(Collected data)
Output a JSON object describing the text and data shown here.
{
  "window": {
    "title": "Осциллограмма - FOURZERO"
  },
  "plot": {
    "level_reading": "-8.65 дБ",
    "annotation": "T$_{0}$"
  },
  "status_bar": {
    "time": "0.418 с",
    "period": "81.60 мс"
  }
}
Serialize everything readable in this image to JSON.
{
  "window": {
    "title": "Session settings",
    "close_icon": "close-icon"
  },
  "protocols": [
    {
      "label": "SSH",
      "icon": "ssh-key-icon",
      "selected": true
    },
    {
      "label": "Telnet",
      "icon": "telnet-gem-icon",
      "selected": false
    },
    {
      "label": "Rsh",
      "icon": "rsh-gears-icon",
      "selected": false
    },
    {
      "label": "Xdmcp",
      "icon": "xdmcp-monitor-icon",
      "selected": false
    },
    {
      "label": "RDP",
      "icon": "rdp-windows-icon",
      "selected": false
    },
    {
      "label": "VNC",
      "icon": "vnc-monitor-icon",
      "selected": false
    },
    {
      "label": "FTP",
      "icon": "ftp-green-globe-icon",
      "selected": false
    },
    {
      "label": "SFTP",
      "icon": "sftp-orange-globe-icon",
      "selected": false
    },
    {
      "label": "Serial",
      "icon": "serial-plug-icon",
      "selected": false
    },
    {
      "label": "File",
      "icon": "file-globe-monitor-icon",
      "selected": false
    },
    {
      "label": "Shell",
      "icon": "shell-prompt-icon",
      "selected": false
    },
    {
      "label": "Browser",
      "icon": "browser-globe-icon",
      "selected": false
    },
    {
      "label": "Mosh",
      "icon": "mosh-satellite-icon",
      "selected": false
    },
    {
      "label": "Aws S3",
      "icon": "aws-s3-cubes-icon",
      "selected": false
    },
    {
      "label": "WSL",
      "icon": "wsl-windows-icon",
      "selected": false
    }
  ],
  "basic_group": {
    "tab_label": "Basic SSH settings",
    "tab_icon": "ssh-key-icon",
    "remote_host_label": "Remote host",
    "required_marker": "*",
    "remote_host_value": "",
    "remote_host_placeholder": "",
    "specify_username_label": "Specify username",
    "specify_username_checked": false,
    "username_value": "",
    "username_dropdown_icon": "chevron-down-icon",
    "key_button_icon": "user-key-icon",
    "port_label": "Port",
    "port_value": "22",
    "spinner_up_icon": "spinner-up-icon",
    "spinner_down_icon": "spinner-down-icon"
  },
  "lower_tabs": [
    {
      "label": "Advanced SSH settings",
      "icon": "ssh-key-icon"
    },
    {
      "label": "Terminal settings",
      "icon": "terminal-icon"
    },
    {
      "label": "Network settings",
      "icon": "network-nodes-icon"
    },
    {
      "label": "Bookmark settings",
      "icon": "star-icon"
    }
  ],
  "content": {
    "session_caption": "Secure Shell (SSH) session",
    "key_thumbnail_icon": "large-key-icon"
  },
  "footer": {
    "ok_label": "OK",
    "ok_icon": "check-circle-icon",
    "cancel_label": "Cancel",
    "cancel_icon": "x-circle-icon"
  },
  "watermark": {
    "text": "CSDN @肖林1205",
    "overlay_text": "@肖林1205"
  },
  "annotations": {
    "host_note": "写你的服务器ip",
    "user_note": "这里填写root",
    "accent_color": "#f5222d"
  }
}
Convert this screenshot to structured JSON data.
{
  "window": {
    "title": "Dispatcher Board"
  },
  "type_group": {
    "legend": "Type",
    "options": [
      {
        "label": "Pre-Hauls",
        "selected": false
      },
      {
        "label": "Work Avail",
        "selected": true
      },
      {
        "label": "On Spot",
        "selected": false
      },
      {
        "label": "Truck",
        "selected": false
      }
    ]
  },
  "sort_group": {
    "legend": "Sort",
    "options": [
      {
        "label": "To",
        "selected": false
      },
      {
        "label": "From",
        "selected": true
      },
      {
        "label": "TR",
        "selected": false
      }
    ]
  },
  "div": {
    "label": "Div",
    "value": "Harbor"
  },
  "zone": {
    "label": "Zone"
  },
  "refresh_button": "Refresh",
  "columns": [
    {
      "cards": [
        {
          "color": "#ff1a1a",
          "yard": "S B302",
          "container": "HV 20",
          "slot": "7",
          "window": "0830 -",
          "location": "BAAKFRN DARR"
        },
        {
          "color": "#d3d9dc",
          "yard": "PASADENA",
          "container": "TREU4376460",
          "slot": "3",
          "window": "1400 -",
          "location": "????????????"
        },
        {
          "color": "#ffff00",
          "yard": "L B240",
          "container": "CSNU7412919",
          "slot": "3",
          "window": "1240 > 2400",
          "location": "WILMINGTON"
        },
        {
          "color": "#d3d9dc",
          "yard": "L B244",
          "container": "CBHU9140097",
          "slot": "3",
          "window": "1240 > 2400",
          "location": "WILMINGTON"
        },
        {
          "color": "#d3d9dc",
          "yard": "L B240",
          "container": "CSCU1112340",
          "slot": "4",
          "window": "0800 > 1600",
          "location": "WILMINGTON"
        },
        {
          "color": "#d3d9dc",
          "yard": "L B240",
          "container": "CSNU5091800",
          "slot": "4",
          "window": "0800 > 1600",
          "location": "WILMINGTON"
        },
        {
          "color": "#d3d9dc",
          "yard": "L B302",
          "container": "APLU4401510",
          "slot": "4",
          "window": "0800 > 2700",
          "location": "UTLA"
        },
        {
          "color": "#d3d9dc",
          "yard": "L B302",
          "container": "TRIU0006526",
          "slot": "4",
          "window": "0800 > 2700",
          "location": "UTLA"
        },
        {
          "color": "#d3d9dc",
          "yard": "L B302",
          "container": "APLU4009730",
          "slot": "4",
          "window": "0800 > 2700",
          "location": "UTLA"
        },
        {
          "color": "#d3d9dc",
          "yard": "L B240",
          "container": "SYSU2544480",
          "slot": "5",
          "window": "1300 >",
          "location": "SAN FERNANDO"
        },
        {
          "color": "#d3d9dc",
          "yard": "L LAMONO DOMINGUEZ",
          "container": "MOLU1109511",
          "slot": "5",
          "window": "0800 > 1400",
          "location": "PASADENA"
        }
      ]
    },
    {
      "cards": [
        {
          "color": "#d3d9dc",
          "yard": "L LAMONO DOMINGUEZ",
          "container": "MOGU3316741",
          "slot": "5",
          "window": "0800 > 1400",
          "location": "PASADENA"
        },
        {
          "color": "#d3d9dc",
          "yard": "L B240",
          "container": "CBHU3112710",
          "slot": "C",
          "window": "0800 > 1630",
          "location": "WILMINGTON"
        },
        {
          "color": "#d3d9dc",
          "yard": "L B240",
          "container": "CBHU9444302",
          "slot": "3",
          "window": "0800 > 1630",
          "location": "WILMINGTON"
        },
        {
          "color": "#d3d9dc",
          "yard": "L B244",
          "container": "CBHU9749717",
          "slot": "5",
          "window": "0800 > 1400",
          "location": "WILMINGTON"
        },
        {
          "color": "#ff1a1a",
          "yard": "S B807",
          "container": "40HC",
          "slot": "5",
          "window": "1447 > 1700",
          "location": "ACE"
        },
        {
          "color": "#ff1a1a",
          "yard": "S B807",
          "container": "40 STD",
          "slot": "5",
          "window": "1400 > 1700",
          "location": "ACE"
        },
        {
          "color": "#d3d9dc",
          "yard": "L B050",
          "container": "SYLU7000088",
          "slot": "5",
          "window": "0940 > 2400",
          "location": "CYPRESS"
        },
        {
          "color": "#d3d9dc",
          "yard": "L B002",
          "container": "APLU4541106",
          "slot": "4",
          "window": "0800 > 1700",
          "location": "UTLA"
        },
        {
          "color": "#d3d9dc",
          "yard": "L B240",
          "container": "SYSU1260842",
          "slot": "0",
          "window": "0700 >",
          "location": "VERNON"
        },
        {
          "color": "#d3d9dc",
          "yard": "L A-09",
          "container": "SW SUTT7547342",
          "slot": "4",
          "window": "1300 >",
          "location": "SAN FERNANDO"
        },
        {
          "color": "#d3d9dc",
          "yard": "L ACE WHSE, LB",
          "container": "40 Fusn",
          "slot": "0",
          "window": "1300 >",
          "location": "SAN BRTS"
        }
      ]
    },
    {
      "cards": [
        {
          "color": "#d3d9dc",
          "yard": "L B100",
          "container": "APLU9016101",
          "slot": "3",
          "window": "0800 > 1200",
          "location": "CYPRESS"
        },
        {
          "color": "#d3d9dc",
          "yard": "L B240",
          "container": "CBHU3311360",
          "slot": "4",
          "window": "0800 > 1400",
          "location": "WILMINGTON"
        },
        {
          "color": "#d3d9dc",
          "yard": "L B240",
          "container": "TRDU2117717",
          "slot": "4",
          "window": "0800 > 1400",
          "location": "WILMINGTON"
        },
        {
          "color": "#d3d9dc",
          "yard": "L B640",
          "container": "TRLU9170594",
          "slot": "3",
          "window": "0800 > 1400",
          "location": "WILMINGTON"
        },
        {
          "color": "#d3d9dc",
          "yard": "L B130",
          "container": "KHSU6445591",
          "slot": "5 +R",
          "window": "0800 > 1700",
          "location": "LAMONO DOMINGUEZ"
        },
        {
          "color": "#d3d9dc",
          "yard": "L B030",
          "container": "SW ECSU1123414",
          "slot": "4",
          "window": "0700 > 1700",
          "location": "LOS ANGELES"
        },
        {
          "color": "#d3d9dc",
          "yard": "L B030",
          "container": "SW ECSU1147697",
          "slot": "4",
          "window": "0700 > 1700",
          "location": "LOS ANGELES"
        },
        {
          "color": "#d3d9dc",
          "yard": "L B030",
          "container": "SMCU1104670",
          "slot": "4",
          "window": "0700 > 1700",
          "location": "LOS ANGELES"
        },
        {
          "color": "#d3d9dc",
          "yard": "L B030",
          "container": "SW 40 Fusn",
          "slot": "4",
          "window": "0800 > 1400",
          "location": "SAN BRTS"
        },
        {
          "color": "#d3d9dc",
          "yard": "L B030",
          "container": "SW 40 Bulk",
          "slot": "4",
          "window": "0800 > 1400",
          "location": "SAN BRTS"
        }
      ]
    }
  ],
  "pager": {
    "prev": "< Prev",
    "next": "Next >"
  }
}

◆ Task prompt ◆
Work out how many lines in the entries hold the string "down". Your answer should consist solely of that number.

◆ Response ◆
2